TASK BRIEF
Where the data below has the string "софинансирования", return the whole line.

## BEGIN MATERIAL FOR THIS EXERCISE

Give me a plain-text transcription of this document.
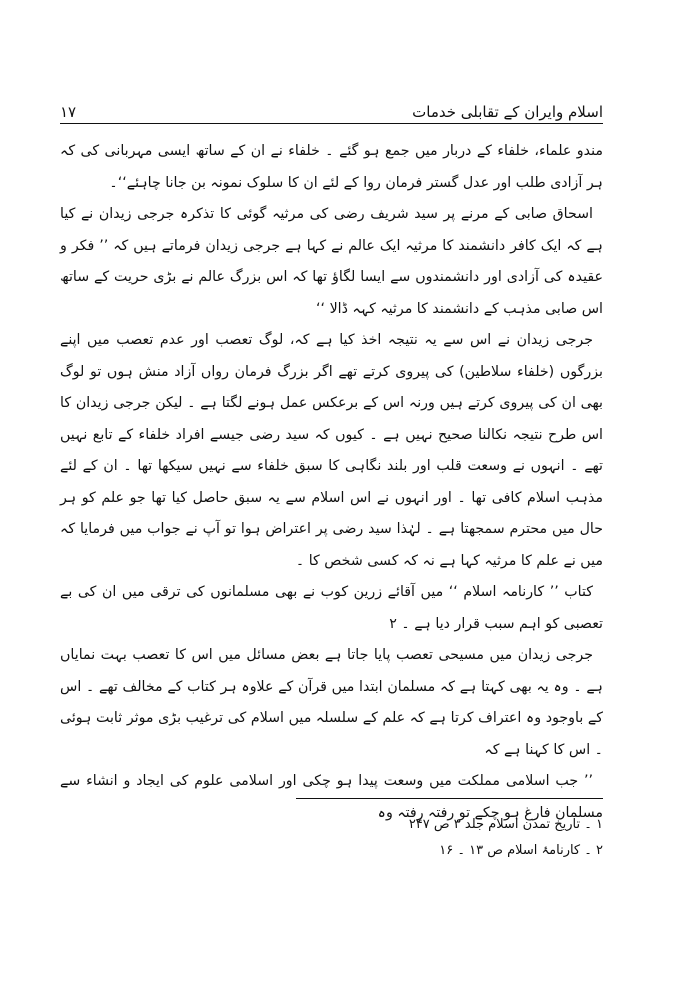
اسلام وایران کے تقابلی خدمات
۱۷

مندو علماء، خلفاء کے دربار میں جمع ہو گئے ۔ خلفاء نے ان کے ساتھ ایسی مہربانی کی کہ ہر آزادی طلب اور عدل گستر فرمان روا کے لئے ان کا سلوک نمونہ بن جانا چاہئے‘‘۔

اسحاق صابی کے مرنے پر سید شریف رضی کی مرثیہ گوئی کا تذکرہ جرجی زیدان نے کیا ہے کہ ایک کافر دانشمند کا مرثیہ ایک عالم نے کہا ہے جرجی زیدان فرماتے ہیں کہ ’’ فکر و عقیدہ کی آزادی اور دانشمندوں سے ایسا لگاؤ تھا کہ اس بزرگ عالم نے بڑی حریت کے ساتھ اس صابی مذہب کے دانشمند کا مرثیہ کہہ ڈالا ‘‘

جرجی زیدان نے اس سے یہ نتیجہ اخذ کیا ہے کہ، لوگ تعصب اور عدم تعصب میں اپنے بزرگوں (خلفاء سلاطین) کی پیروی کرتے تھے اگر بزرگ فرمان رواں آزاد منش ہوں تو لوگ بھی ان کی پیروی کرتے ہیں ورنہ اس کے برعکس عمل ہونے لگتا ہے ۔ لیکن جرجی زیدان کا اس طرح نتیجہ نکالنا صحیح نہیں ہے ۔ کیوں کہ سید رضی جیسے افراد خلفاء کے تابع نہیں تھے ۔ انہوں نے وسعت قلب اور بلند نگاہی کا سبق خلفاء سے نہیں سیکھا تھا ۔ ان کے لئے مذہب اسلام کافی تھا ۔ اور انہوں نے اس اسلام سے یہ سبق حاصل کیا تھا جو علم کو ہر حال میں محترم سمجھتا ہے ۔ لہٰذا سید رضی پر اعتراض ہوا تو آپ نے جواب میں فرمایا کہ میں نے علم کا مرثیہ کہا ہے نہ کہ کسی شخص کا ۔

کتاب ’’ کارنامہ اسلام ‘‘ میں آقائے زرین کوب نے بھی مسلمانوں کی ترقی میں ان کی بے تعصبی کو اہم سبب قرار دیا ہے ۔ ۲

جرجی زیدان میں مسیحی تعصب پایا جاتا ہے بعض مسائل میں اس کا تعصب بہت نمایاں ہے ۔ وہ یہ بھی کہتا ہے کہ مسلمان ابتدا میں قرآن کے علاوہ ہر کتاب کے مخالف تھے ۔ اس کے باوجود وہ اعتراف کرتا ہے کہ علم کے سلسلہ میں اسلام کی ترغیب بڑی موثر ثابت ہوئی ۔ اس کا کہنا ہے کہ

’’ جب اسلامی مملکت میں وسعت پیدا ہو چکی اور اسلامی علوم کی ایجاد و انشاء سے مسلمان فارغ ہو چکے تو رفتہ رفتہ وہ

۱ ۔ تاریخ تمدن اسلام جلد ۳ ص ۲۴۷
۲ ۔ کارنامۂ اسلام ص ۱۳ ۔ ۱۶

## END MATERIAL FOR THIS EXERCISE
## BEGIN MATERIAL FOR THIS EXERCISE

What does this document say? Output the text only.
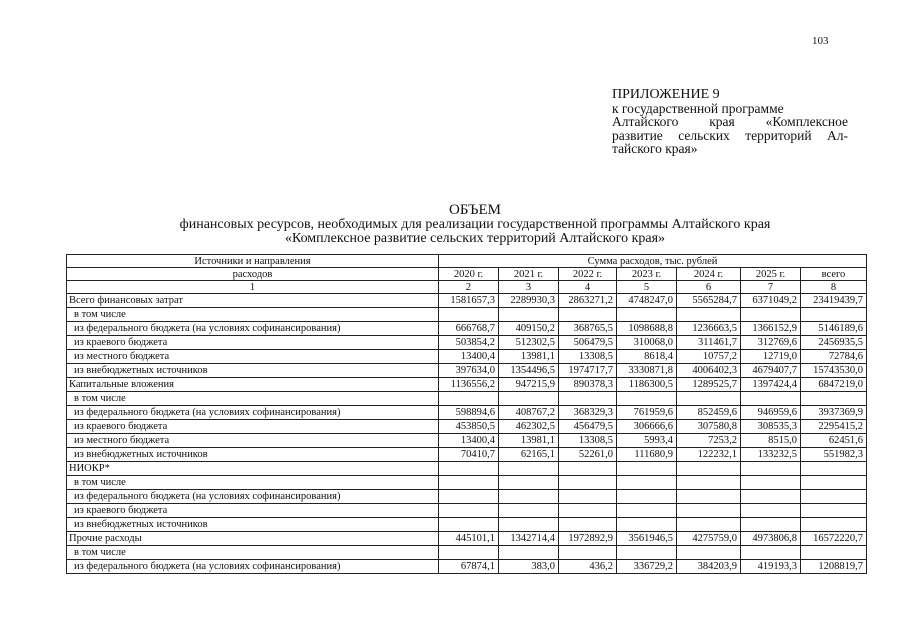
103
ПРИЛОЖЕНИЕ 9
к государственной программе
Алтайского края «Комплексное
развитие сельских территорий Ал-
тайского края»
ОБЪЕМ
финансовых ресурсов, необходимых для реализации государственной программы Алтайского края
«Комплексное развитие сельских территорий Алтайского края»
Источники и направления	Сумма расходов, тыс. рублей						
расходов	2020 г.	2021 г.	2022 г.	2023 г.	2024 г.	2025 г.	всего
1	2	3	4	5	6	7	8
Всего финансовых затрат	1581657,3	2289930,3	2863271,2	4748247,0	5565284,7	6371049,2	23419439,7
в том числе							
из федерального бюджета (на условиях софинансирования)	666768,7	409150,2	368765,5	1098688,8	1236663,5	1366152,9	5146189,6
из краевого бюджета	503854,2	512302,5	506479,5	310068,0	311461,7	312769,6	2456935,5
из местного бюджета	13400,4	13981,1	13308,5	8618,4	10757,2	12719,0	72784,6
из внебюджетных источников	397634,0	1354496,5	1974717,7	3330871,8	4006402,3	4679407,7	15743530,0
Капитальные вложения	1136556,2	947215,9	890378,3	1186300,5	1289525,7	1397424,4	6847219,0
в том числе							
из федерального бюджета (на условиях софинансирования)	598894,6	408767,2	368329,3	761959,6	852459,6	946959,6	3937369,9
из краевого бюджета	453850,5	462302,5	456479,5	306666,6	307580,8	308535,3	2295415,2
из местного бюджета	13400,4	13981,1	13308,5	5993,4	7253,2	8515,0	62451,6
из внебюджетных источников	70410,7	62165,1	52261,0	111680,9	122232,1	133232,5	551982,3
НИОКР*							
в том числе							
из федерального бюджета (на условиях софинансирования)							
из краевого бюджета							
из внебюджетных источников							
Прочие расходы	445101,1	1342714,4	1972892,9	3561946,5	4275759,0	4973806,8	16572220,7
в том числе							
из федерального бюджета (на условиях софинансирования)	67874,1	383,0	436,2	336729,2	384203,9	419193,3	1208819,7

## END MATERIAL FOR THIS EXERCISE

COMPLETED EXERCISE
из федерального бюджета (на условиях софинансирования)	666768,7	409150,2	368765,5	1098688,8	1236663,5	1366152,9	5146189,6
из федерального бюджета (на условиях софинансирования)	598894,6	408767,2	368329,3	761959,6	852459,6	946959,6	3937369,9
из федерального бюджета (на условиях софинансирования)							
из федерального бюджета (на условиях софинансирования)	67874,1	383,0	436,2	336729,2	384203,9	419193,3	1208819,7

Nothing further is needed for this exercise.